RECORDS TO USE —
════════════════
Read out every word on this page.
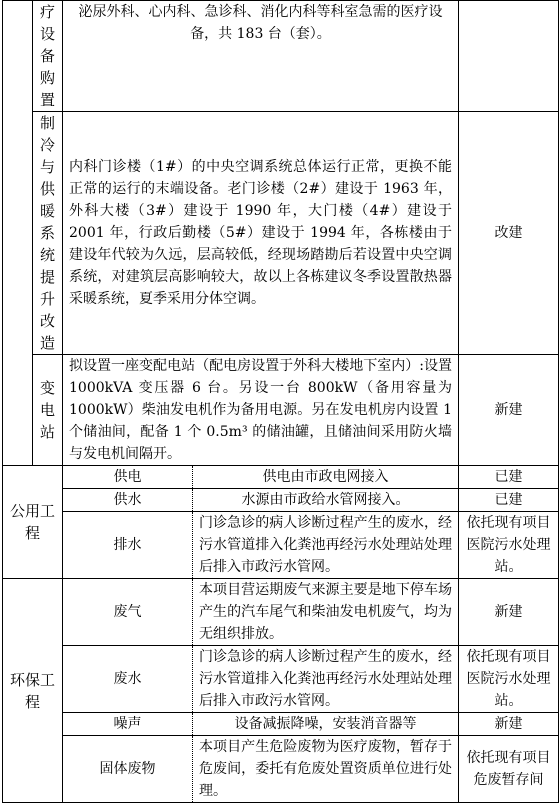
	疗设备购置	泌尿外科、心内科、急诊科、消化内科等科室急需的医疗设备，共 183 台（套）。		

	制冷与供暖系统提升改造	内科门诊楼（1#）的中央空调系统总体运行正常，更换不能正常的运行的末端设备。老门诊楼（2#）建设于 1963 年，外科大楼（3#）建设于 1990 年，大门楼（4#）建设于 2001 年，行政后勤楼（5#）建设于 1994 年，各栋楼由于建设年代较为久远，层高较低，经现场踏勘后若设置中央空调系统，对建筑层高影响较大，故以上各栋建议冬季设置散热器采暖系统，夏季采用分体空调。		改建

	变电站	拟设置一座变配电站（配电房设置于外科大楼地下室内）:设置 1000kVA 变压器 6 台。另设一台 800kW（备用容量为 1000kW）柴油发电机作为备用电源。另在发电机房内设置 1 个储油间，配备 1 个 0.5m³ 的储油罐，且储油间采用防火墙与发电机间隔开。		新建
公用工程		供电	供电由市政电网接入	已建
		供水	水源由市政给水管网接入。	已建
		排水	门诊急诊的病人诊断过程产生的废水，经污水管道排入化粪池再经污水处理站处理后排入市政污水管网。	依托现有项目医院污水处理站。
环保工程		废气	本项目营运期废气来源主要是地下停车场产生的汽车尾气和柴油发电机废气，均为无组织排放。	新建
		废水	门诊急诊的病人诊断过程产生的废水，经污水管道排入化粪池再经污水处理站处理后排入市政污水管网。	依托现有项目医院污水处理站。
		噪声	设备减振降噪，安装消音器等	新建
		固体废物	本项目产生危险废物为医疗废物，暂存于危废间，委托有危废处置资质单位进行处理。	依托现有项目危废暂存间
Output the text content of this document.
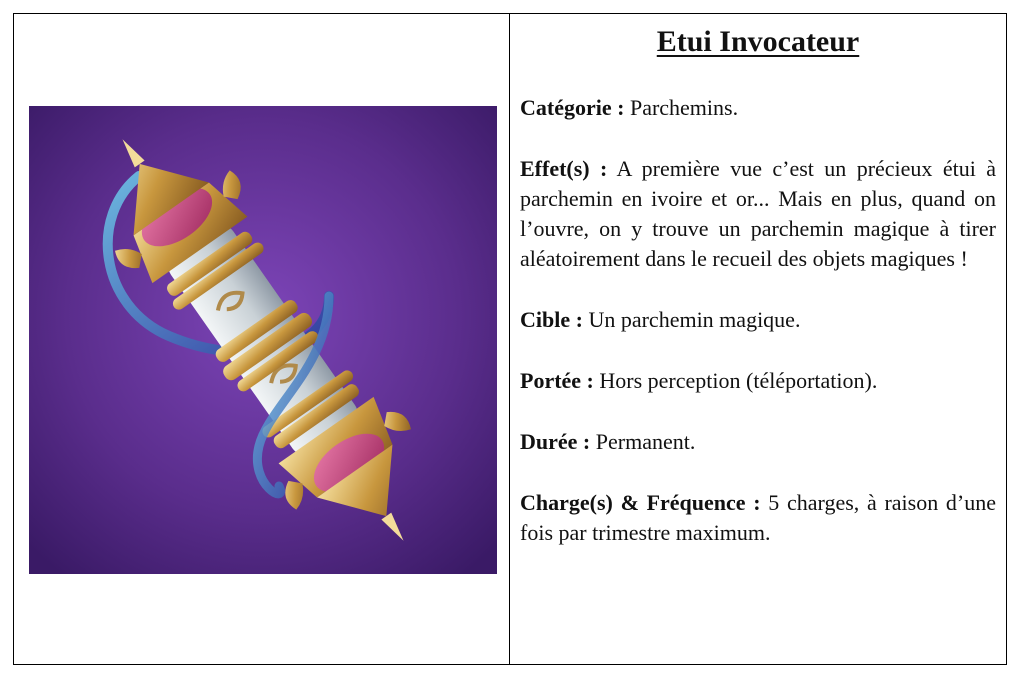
Etui Invocateur

Catégorie : Parchemins.

Effet(s) : A première vue c’est un précieux étui à parchemin en ivoire et or... Mais en plus, quand on l’ouvre, on y trouve un parchemin magique à tirer aléatoirement dans le recueil des objets magiques !

Cible : Un parchemin magique.

Portée : Hors perception (téléportation).

Durée : Permanent.

Charge(s) & Fréquence : 5 charges, à raison d’une fois par trimestre maximum.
════════════════
INSTRUCTION —
Do not include the images; transcribe the rest of the listing exactly.

TASK RESULT —
Read out every word on this page.
	疗设备购置	泌尿外科、心内科、急诊科、消化内科等科室急需的医疗设备，共 183 台（套）。		

	制冷与供暖系统提升改造	内科门诊楼（1#）的中央空调系统总体运行正常，更换不能正常的运行的末端设备。老门诊楼（2#）建设于 1963 年，外科大楼（3#）建设于 1990 年，大门楼（4#）建设于 2001 年，行政后勤楼（5#）建设于 1994 年，各栋楼由于建设年代较为久远，层高较低，经现场踏勘后若设置中央空调系统，对建筑层高影响较大，故以上各栋建议冬季设置散热器采暖系统，夏季采用分体空调。		改建

	变电站	拟设置一座变配电站（配电房设置于外科大楼地下室内）:设置 1000kVA 变压器 6 台。另设一台 800kW（备用容量为 1000kW）柴油发电机作为备用电源。另在发电机房内设置 1 个储油间，配备 1 个 0.5m³ 的储油罐，且储油间采用防火墙与发电机间隔开。		新建
公用工程		供电	供电由市政电网接入	已建
		供水	水源由市政给水管网接入。	已建
		排水	门诊急诊的病人诊断过程产生的废水，经污水管道排入化粪池再经污水处理站处理后排入市政污水管网。	依托现有项目医院污水处理站。
环保工程		废气	本项目营运期废气来源主要是地下停车场产生的汽车尾气和柴油发电机废气，均为无组织排放。	新建
		废水	门诊急诊的病人诊断过程产生的废水，经污水管道排入化粪池再经污水处理站处理后排入市政污水管网。	依托现有项目医院污水处理站。
		噪声	设备减振降噪，安装消音器等	新建
		固体废物	本项目产生危险废物为医疗废物，暂存于危废间，委托有危废处置资质单位进行处理。	依托现有项目危废暂存间
Output the text content of this document.
Etui Invocateur

Catégorie : Parchemins.

Effet(s) : A première vue c’est un précieux étui à parchemin en ivoire et or... Mais en plus, quand on l’ouvre, on y trouve un parchemin magique à tirer aléatoirement dans le recueil des objets magiques !

Cible : Un parchemin magique.

Portée : Hors perception (téléportation).

Durée : Permanent.

Charge(s) & Fréquence : 5 charges, à raison d’une fois par trimestre maximum.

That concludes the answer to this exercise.